▶ [Aim of the exercise] Print the records again, character for character.

▶ [Dataset]
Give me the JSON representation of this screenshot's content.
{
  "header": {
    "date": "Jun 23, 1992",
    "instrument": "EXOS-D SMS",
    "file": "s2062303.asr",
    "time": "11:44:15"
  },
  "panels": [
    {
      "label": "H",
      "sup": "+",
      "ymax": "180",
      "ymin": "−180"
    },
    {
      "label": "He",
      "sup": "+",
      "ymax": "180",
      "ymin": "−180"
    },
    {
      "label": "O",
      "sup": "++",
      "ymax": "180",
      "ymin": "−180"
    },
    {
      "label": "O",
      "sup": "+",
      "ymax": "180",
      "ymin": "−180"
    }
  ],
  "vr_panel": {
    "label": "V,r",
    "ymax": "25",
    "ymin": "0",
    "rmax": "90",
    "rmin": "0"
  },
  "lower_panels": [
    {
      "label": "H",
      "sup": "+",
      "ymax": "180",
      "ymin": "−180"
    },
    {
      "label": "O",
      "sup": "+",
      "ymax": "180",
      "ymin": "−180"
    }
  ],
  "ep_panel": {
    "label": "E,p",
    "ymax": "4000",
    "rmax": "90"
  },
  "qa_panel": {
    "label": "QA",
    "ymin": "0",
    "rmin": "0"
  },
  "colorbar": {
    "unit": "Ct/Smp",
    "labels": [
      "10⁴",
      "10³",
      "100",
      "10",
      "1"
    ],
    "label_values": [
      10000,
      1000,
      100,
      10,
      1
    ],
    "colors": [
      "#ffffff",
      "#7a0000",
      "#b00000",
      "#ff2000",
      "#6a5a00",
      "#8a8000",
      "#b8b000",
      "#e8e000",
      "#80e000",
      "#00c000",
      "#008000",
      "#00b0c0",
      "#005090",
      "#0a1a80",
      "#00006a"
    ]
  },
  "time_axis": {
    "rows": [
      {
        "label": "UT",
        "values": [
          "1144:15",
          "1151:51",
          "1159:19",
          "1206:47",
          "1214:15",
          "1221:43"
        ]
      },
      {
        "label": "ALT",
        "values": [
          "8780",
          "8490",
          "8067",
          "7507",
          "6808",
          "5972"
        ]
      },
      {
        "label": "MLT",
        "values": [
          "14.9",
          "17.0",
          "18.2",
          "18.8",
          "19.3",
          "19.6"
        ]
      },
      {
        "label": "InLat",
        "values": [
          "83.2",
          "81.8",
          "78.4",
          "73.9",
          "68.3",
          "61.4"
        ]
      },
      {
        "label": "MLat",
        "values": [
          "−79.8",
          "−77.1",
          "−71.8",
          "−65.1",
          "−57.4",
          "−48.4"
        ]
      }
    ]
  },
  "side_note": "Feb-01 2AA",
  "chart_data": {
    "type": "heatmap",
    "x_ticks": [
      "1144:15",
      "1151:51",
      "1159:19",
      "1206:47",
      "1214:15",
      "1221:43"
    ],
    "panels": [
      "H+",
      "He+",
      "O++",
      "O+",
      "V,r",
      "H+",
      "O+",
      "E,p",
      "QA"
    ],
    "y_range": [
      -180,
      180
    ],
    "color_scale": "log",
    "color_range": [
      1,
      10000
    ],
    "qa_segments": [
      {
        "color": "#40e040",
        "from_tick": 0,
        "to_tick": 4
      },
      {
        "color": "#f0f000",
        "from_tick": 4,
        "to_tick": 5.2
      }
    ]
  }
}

▶ [Output below]
Give me the JSON representation of this screenshot's content.
{
  "header": {
    "date": "Jun 23, 1992",
    "instrument": "EXOS-D SMS",
    "file": "s2062303.asr",
    "time": "11:44:15"
  },
  "panels": [
    {
      "label": "H",
      "sup": "+",
      "ymax": "180",
      "ymin": "−180"
    },
    {
      "label": "He",
      "sup": "+",
      "ymax": "180",
      "ymin": "−180"
    },
    {
      "label": "O",
      "sup": "++",
      "ymax": "180",
      "ymin": "−180"
    },
    {
      "label": "O",
      "sup": "+",
      "ymax": "180",
      "ymin": "−180"
    }
  ],
  "vr_panel": {
    "label": "V,r",
    "ymax": "25",
    "ymin": "0",
    "rmax": "90",
    "rmin": "0"
  },
  "lower_panels": [
    {
      "label": "H",
      "sup": "+",
      "ymax": "180",
      "ymin": "−180"
    },
    {
      "label": "O",
      "sup": "+",
      "ymax": "180",
      "ymin": "−180"
    }
  ],
  "ep_panel": {
    "label": "E,p",
    "ymax": "4000",
    "rmax": "90"
  },
  "qa_panel": {
    "label": "QA",
    "ymin": "0",
    "rmin": "0"
  },
  "colorbar": {
    "unit": "Ct/Smp",
    "labels": [
      "10⁴",
      "10³",
      "100",
      "10",
      "1"
    ],
    "label_values": [
      10000,
      1000,
      100,
      10,
      1
    ],
    "colors": [
      "#ffffff",
      "#7a0000",
      "#b00000",
      "#ff2000",
      "#6a5a00",
      "#8a8000",
      "#b8b000",
      "#e8e000",
      "#80e000",
      "#00c000",
      "#008000",
      "#00b0c0",
      "#005090",
      "#0a1a80",
      "#00006a"
    ]
  },
  "time_axis": {
    "rows": [
      {
        "label": "UT",
        "values": [
          "1144:15",
          "1151:51",
          "1159:19",
          "1206:47",
          "1214:15",
          "1221:43"
        ]
      },
      {
        "label": "ALT",
        "values": [
          "8780",
          "8490",
          "8067",
          "7507",
          "6808",
          "5972"
        ]
      },
      {
        "label": "MLT",
        "values": [
          "14.9",
          "17.0",
          "18.2",
          "18.8",
          "19.3",
          "19.6"
        ]
      },
      {
        "label": "InLat",
        "values": [
          "83.2",
          "81.8",
          "78.4",
          "73.9",
          "68.3",
          "61.4"
        ]
      },
      {
        "label": "MLat",
        "values": [
          "−79.8",
          "−77.1",
          "−71.8",
          "−65.1",
          "−57.4",
          "−48.4"
        ]
      }
    ]
  },
  "side_note": "Feb-01 2AA",
  "chart_data": {
    "type": "heatmap",
    "x_ticks": [
      "1144:15",
      "1151:51",
      "1159:19",
      "1206:47",
      "1214:15",
      "1221:43"
    ],
    "panels": [
      "H+",
      "He+",
      "O++",
      "O+",
      "V,r",
      "H+",
      "O+",
      "E,p",
      "QA"
    ],
    "y_range": [
      -180,
      180
    ],
    "color_scale": "log",
    "color_range": [
      1,
      10000
    ],
    "qa_segments": [
      {
        "color": "#40e040",
        "from_tick": 0,
        "to_tick": 4
      },
      {
        "color": "#f0f000",
        "from_tick": 4,
        "to_tick": 5.2
      }
    ]
  }
}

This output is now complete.